Raw records:
━━━━

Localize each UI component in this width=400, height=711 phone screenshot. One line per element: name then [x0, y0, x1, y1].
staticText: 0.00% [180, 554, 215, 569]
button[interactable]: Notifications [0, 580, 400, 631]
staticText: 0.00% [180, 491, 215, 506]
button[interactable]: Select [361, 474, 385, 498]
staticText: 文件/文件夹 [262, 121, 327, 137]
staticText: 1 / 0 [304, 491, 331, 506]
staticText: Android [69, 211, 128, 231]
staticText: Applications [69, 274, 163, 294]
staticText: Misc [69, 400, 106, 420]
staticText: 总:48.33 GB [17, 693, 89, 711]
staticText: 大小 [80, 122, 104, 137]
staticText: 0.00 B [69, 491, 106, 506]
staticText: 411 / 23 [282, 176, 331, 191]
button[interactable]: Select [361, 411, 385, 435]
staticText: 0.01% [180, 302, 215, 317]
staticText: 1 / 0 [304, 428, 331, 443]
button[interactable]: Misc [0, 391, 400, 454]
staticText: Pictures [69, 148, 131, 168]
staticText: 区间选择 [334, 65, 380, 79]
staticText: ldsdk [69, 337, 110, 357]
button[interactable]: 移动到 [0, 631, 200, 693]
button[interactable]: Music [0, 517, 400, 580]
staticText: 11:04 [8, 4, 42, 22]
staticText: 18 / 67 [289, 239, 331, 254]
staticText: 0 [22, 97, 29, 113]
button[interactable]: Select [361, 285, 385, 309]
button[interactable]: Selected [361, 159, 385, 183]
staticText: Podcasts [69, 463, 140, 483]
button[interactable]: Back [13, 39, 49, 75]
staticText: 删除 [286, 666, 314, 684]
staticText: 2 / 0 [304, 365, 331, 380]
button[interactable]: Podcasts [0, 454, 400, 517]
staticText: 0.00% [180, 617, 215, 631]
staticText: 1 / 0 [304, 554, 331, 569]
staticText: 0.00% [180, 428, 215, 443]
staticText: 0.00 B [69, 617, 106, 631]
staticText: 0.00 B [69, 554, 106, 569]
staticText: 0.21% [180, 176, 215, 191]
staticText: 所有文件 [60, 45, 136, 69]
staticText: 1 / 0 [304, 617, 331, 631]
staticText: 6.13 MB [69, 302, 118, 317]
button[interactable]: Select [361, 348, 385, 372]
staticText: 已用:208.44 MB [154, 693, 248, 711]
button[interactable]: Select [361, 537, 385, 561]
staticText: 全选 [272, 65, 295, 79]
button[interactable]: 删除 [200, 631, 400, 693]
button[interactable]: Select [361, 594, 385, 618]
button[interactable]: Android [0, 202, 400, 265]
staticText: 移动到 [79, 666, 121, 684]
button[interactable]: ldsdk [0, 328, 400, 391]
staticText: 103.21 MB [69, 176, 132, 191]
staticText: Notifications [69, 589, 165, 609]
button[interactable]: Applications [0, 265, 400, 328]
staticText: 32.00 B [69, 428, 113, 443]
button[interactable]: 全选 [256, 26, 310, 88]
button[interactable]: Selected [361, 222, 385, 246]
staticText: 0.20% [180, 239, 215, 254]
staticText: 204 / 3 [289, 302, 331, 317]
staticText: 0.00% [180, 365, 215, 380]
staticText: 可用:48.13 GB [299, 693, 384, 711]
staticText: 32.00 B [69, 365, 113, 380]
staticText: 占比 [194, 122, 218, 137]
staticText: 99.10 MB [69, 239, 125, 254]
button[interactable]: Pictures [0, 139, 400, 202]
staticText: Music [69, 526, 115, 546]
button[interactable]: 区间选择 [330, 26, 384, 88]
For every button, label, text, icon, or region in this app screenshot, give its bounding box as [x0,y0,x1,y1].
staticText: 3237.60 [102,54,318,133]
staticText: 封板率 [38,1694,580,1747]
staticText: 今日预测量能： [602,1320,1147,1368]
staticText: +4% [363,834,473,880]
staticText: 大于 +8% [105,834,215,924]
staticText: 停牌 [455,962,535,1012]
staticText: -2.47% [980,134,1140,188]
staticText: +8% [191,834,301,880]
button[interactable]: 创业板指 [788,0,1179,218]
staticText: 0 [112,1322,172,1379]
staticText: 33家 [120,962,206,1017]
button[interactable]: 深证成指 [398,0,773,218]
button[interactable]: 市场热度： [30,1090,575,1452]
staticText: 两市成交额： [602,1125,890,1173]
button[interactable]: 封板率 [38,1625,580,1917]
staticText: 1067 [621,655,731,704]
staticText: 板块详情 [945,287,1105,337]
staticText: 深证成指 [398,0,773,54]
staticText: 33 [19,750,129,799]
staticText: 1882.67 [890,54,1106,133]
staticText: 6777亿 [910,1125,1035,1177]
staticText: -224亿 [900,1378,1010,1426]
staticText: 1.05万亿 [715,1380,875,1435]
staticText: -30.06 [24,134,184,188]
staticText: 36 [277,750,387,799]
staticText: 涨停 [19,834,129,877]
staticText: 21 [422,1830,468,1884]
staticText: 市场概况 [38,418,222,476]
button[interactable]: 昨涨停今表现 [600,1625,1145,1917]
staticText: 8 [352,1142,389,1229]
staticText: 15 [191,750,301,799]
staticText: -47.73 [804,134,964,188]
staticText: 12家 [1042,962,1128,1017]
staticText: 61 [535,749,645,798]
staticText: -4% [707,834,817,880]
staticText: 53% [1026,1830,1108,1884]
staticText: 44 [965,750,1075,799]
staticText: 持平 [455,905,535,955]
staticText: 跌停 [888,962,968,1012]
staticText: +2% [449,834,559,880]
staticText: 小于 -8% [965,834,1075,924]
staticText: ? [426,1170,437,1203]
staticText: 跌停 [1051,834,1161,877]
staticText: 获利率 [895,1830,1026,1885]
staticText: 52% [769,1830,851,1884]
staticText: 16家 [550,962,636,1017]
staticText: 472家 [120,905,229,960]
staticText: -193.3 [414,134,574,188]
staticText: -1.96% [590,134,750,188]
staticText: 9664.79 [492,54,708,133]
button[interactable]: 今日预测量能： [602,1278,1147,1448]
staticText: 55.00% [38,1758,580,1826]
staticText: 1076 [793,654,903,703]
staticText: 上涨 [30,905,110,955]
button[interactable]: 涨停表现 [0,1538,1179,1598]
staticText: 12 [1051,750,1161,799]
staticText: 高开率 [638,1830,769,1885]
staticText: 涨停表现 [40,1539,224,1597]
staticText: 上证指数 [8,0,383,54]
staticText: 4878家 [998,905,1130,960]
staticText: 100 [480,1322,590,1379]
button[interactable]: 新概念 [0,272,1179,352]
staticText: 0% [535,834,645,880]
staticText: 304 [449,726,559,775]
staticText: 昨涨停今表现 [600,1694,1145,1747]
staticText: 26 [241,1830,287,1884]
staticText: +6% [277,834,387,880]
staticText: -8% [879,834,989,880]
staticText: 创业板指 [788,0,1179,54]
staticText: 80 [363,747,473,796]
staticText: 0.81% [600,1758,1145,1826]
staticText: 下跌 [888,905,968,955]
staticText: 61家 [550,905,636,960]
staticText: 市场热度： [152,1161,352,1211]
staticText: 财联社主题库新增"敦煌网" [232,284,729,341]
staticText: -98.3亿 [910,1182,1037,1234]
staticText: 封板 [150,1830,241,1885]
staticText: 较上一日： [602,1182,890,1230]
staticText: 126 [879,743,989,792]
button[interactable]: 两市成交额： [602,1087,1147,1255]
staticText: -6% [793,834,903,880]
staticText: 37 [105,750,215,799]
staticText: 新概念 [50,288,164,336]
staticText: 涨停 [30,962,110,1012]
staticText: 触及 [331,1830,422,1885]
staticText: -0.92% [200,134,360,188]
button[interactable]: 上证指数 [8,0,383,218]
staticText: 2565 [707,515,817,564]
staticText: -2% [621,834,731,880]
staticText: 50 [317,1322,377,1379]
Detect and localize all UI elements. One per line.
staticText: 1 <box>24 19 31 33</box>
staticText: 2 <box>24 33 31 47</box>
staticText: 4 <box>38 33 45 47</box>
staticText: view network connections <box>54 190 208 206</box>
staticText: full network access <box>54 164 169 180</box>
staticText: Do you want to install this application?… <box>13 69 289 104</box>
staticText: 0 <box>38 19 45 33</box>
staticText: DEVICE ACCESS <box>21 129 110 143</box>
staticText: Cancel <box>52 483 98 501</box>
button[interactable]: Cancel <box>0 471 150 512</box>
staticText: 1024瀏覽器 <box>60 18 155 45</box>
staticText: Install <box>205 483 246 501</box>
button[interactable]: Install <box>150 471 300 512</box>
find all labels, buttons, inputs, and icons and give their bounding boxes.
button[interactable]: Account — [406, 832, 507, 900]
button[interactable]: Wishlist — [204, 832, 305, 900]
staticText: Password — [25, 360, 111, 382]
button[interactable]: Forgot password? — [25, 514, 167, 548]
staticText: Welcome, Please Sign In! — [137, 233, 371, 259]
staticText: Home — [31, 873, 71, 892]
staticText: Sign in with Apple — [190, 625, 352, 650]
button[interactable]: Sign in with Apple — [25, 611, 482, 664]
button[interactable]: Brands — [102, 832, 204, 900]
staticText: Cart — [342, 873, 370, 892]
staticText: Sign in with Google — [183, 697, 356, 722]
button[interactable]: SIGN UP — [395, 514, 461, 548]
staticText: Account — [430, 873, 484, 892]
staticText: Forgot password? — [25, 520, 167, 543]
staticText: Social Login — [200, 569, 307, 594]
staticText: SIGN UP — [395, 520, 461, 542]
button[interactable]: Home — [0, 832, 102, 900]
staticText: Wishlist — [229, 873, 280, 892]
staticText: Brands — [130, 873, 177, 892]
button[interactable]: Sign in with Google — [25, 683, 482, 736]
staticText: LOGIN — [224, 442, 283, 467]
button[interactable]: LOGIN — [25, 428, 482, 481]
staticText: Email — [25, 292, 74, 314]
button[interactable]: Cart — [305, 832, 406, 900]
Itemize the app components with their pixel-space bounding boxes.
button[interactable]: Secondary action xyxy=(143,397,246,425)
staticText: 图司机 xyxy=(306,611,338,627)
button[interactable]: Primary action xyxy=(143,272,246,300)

━━━━

To do: Reproduce the rows above, beginning with the first row and continuing through the row that contains "staticText: 0.00% [180, 491, 215, 506]", including both of them.

The answer:
Localize each UI component in this width=400, height=711 phone screenshot. One line per element: name then [x0, y0, x1, y1].
staticText: 0.00% [180, 554, 215, 569]
button[interactable]: Notifications [0, 580, 400, 631]
staticText: 0.00% [180, 491, 215, 506]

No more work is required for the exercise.